Copy out all lines where "Dark" appears.

GIVEN DATA:
⁂
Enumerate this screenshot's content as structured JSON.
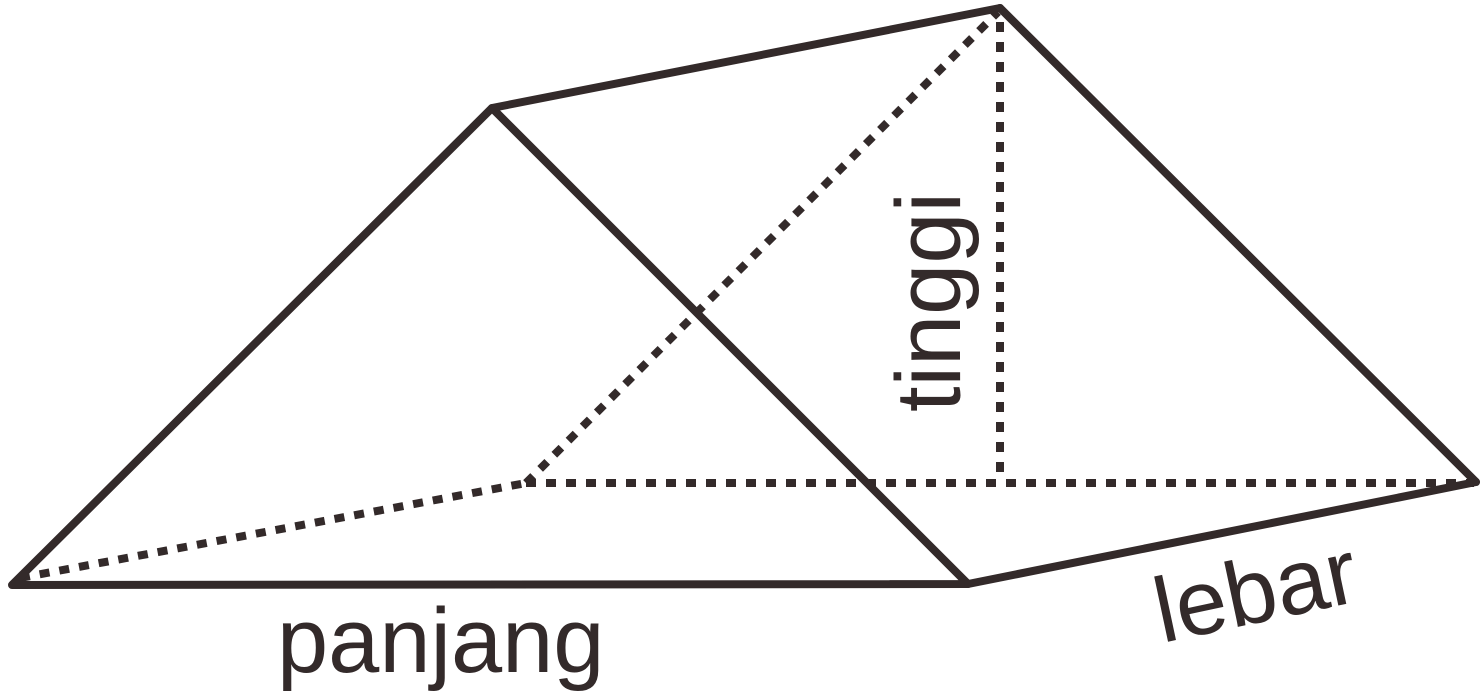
{
  "diagram": {
    "labels": {
      "panjang": "panjang",
      "lebar": "lebar",
      "tinggi": "tinggi"
    },
    "colors": {
      "stroke": "#332a2a",
      "text": "#332a2a",
      "background": "#ffffff"
    }
  }
}
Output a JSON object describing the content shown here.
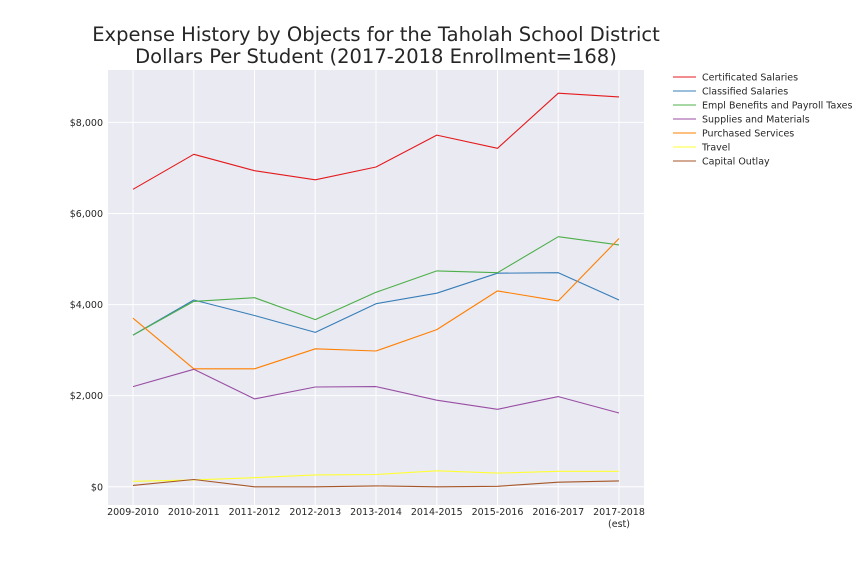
{
  "chart_data": {
    "type": "line",
    "title_lines": [
      "Expense History by Objects for the Taholah School District",
      "Dollars Per Student (2017-2018 Enrollment=168)"
    ],
    "categories": [
      "2009-2010",
      "2010-2011",
      "2011-2012",
      "2012-2013",
      "2013-2014",
      "2014-2015",
      "2015-2016",
      "2016-2017",
      "2017-2018"
    ],
    "category_sublabels": [
      "",
      "",
      "",
      "",
      "",
      "",
      "",
      "",
      "(est)"
    ],
    "ylim": [
      -400,
      9150
    ],
    "yticks": [
      0,
      2000,
      4000,
      6000,
      8000
    ],
    "ytick_labels": [
      "$0",
      "$2,000",
      "$4,000",
      "$6,000",
      "$8,000"
    ],
    "grid": true,
    "legend_position": "outside-top-right",
    "series": [
      {
        "name": "Certificated Salaries",
        "color": "#e41a1c",
        "values": [
          6530,
          7300,
          6940,
          6740,
          7020,
          7720,
          7430,
          8640,
          8560
        ]
      },
      {
        "name": "Classified Salaries",
        "color": "#377eb8",
        "values": [
          3330,
          4100,
          3760,
          3390,
          4020,
          4250,
          4690,
          4700,
          4100
        ]
      },
      {
        "name": "Empl Benefits and Payroll Taxes",
        "color": "#4daf4a",
        "values": [
          3330,
          4070,
          4150,
          3670,
          4270,
          4740,
          4700,
          5490,
          5310
        ]
      },
      {
        "name": "Supplies and Materials",
        "color": "#984ea3",
        "values": [
          2200,
          2580,
          1930,
          2190,
          2200,
          1900,
          1700,
          1980,
          1620
        ]
      },
      {
        "name": "Purchased Services",
        "color": "#ff7f00",
        "values": [
          3700,
          2590,
          2590,
          3030,
          2980,
          3450,
          4300,
          4080,
          5450
        ]
      },
      {
        "name": "Travel",
        "color": "#ffff33",
        "values": [
          120,
          150,
          200,
          260,
          270,
          350,
          300,
          340,
          340
        ]
      },
      {
        "name": "Capital Outlay",
        "color": "#a65628",
        "values": [
          30,
          160,
          0,
          0,
          20,
          0,
          10,
          100,
          130
        ]
      }
    ]
  }
}
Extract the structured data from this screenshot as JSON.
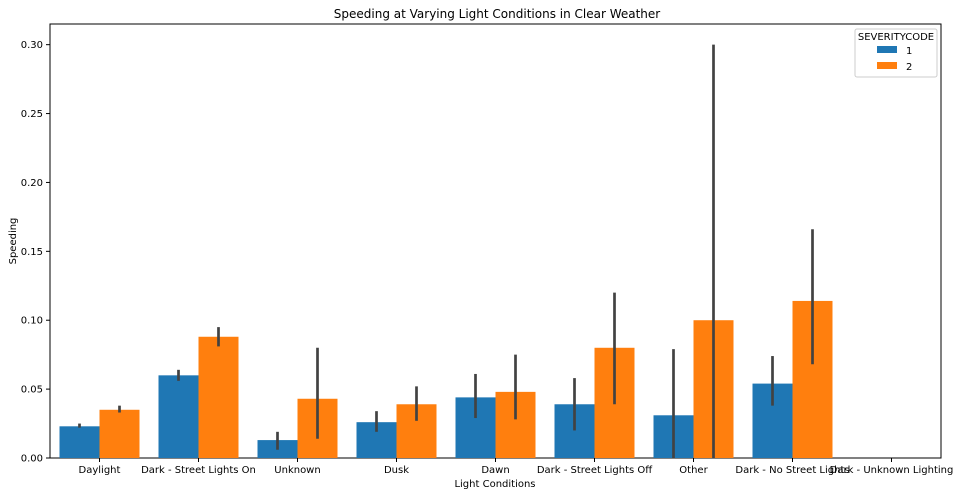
{
  "chart_data": {
    "type": "bar",
    "title": "Speeding at Varying Light Conditions in Clear Weather",
    "xlabel": "Light Conditions",
    "ylabel": "Speeding",
    "categories": [
      "Daylight",
      "Dark - Street Lights On",
      "Unknown",
      "Dusk",
      "Dawn",
      "Dark - Street Lights Off",
      "Other",
      "Dark - No Street Lights",
      "Dark - Unknown Lighting"
    ],
    "series": [
      {
        "name": "1",
        "color": "#1f77b4",
        "values": [
          0.023,
          0.06,
          0.013,
          0.026,
          0.044,
          0.039,
          0.031,
          0.054,
          0
        ],
        "ci": [
          [
            0.022,
            0.025
          ],
          [
            0.056,
            0.064
          ],
          [
            0.006,
            0.019
          ],
          [
            0.019,
            0.034
          ],
          [
            0.029,
            0.061
          ],
          [
            0.02,
            0.058
          ],
          [
            0.0,
            0.079
          ],
          [
            0.038,
            0.074
          ],
          null
        ]
      },
      {
        "name": "2",
        "color": "#ff7f0e",
        "values": [
          0.035,
          0.088,
          0.043,
          0.039,
          0.048,
          0.08,
          0.1,
          0.114,
          0
        ],
        "ci": [
          [
            0.033,
            0.038
          ],
          [
            0.081,
            0.095
          ],
          [
            0.014,
            0.08
          ],
          [
            0.027,
            0.052
          ],
          [
            0.028,
            0.075
          ],
          [
            0.039,
            0.12
          ],
          [
            0.0,
            0.3
          ],
          [
            0.068,
            0.166
          ],
          null
        ]
      }
    ],
    "yticks": [
      "0.00",
      "0.05",
      "0.10",
      "0.15",
      "0.20",
      "0.25",
      "0.30"
    ],
    "ylim": [
      0,
      0.315
    ],
    "legend": {
      "title": "SEVERITYCODE",
      "placement": "top-right"
    },
    "grid": false
  }
}
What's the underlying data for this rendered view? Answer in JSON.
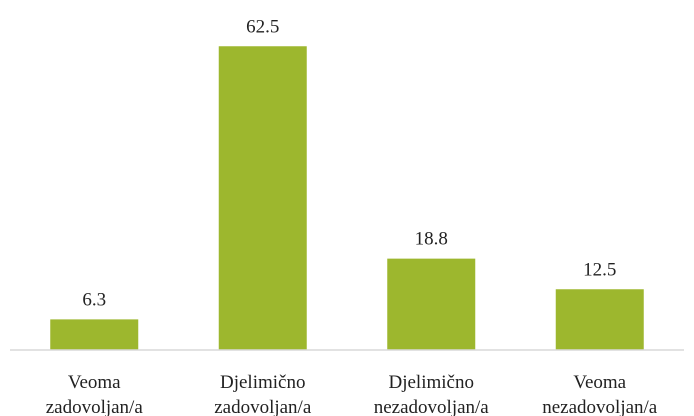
{
  "chart_data": {
    "type": "bar",
    "categories": [
      [
        "Veoma",
        "zadovoljan/a"
      ],
      [
        "Djelimično",
        "zadovoljan/a"
      ],
      [
        "Djelimično",
        "nezadovoljan/a"
      ],
      [
        "Veoma",
        "nezadovoljan/a"
      ]
    ],
    "values": [
      6.3,
      62.5,
      18.8,
      12.5
    ],
    "data_labels": [
      "6.3",
      "62.5",
      "18.8",
      "12.5"
    ],
    "title": "",
    "xlabel": "",
    "ylabel": "",
    "ylim": [
      0,
      70
    ],
    "grid": false,
    "legend": "none",
    "bar_color": "#9DB72E",
    "axis_color": "#D9D9D9"
  }
}
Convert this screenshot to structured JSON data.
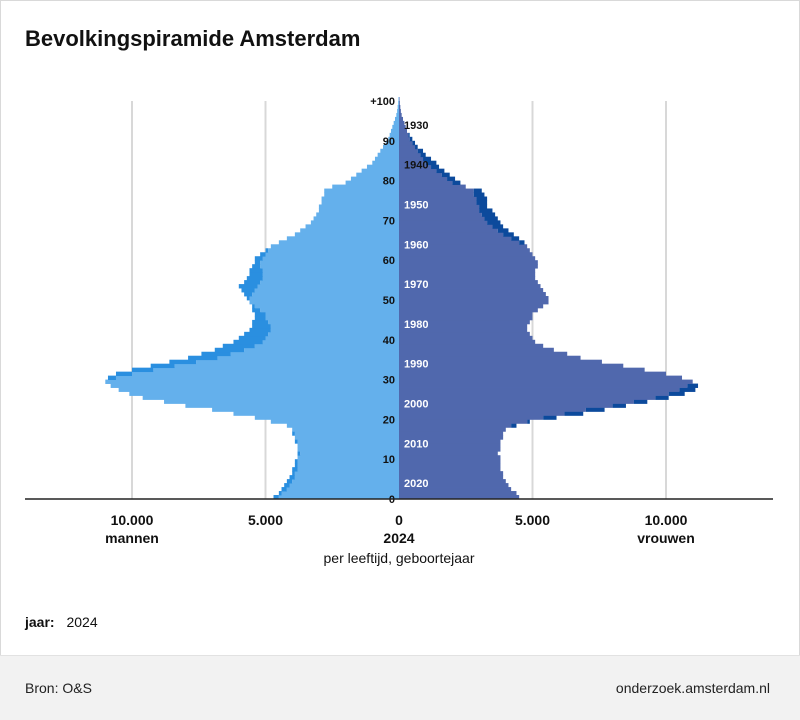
{
  "title": "Bevolkingspiramide Amsterdam",
  "jaar_label": "jaar:",
  "jaar_value": "2024",
  "footer": {
    "source": "Bron: O&S",
    "site": "onderzoek.amsterdam.nl"
  },
  "colors": {
    "men_base": "#64b0ec",
    "men_excess": "#2a8fe0",
    "women_base": "#5068ad",
    "women_excess": "#0c4a9c",
    "axis": "#222222",
    "grid": "#d8d8d8"
  },
  "chart_data": {
    "type": "population-pyramid",
    "title": "Bevolkingspiramide Amsterdam",
    "xlim": [
      -12500,
      12500
    ],
    "ylim": [
      0,
      100
    ],
    "x_ticks": [
      {
        "value": -10000,
        "label": "10.000",
        "sublabel": "mannen"
      },
      {
        "value": -5000,
        "label": "5.000",
        "sublabel": ""
      },
      {
        "value": 0,
        "label": "0",
        "sublabel": "2024"
      },
      {
        "value": 5000,
        "label": "5.000",
        "sublabel": ""
      },
      {
        "value": 10000,
        "label": "10.000",
        "sublabel": "vrouwen"
      }
    ],
    "xlabel": "per leeftijd, geboortejaar",
    "age_ticks": [
      {
        "age": 0,
        "label": "0"
      },
      {
        "age": 10,
        "label": "10"
      },
      {
        "age": 20,
        "label": "20"
      },
      {
        "age": 30,
        "label": "30"
      },
      {
        "age": 40,
        "label": "40"
      },
      {
        "age": 50,
        "label": "50"
      },
      {
        "age": 60,
        "label": "60"
      },
      {
        "age": 70,
        "label": "70"
      },
      {
        "age": 80,
        "label": "80"
      },
      {
        "age": 90,
        "label": "90"
      },
      {
        "age": 100,
        "label": "+100"
      }
    ],
    "birth_year_ticks": [
      {
        "age": 4,
        "label": "2020"
      },
      {
        "age": 14,
        "label": "2010"
      },
      {
        "age": 24,
        "label": "2000"
      },
      {
        "age": 34,
        "label": "1990"
      },
      {
        "age": 44,
        "label": "1980"
      },
      {
        "age": 54,
        "label": "1970"
      },
      {
        "age": 64,
        "label": "1960"
      },
      {
        "age": 74,
        "label": "1950"
      },
      {
        "age": 84,
        "label": "1940"
      },
      {
        "age": 94,
        "label": "1930"
      }
    ],
    "series": [
      {
        "name": "mannen",
        "values": [
          4700,
          4500,
          4400,
          4300,
          4200,
          4100,
          4000,
          4000,
          3900,
          3900,
          3800,
          3800,
          3800,
          3800,
          3900,
          3900,
          4000,
          4000,
          4200,
          4800,
          5400,
          6200,
          7000,
          8000,
          8800,
          9600,
          10100,
          10500,
          10800,
          11000,
          10900,
          10600,
          10000,
          9300,
          8600,
          7900,
          7400,
          6900,
          6600,
          6200,
          6000,
          5800,
          5600,
          5500,
          5500,
          5400,
          5400,
          5500,
          5500,
          5600,
          5700,
          5800,
          5900,
          6000,
          5800,
          5700,
          5600,
          5600,
          5500,
          5400,
          5400,
          5200,
          5000,
          4800,
          4500,
          4200,
          3900,
          3700,
          3500,
          3300,
          3200,
          3100,
          3000,
          3000,
          2900,
          2900,
          2800,
          2800,
          2500,
          2000,
          1800,
          1600,
          1400,
          1200,
          1000,
          900,
          800,
          700,
          600,
          500,
          400,
          350,
          300,
          250,
          200,
          150,
          100,
          70,
          50,
          30,
          20
        ]
      },
      {
        "name": "vrouwen",
        "values": [
          4500,
          4400,
          4200,
          4100,
          4000,
          3900,
          3900,
          3800,
          3800,
          3800,
          3800,
          3700,
          3800,
          3800,
          3800,
          3900,
          3900,
          4000,
          4400,
          4900,
          5900,
          6900,
          7700,
          8500,
          9300,
          10100,
          10700,
          11100,
          11200,
          11000,
          10600,
          10000,
          9200,
          8400,
          7600,
          6800,
          6300,
          5800,
          5400,
          5100,
          5000,
          4900,
          4800,
          4800,
          4900,
          5000,
          5000,
          5200,
          5400,
          5600,
          5600,
          5500,
          5400,
          5300,
          5200,
          5100,
          5100,
          5100,
          5200,
          5200,
          5100,
          5000,
          4900,
          4800,
          4700,
          4500,
          4300,
          4100,
          3900,
          3800,
          3700,
          3600,
          3500,
          3300,
          3300,
          3300,
          3200,
          3100,
          2500,
          2300,
          2100,
          1900,
          1700,
          1500,
          1400,
          1200,
          1000,
          900,
          700,
          600,
          500,
          400,
          300,
          250,
          200,
          150,
          100,
          70,
          50,
          30,
          20
        ]
      }
    ]
  }
}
⁂
EXERCISE ANSWER:
      "Dark - Street Lights On",
      "Dark - Street Lights Off",
      "Dark - No Street Lights",
      "Dark - Unknown Lighting"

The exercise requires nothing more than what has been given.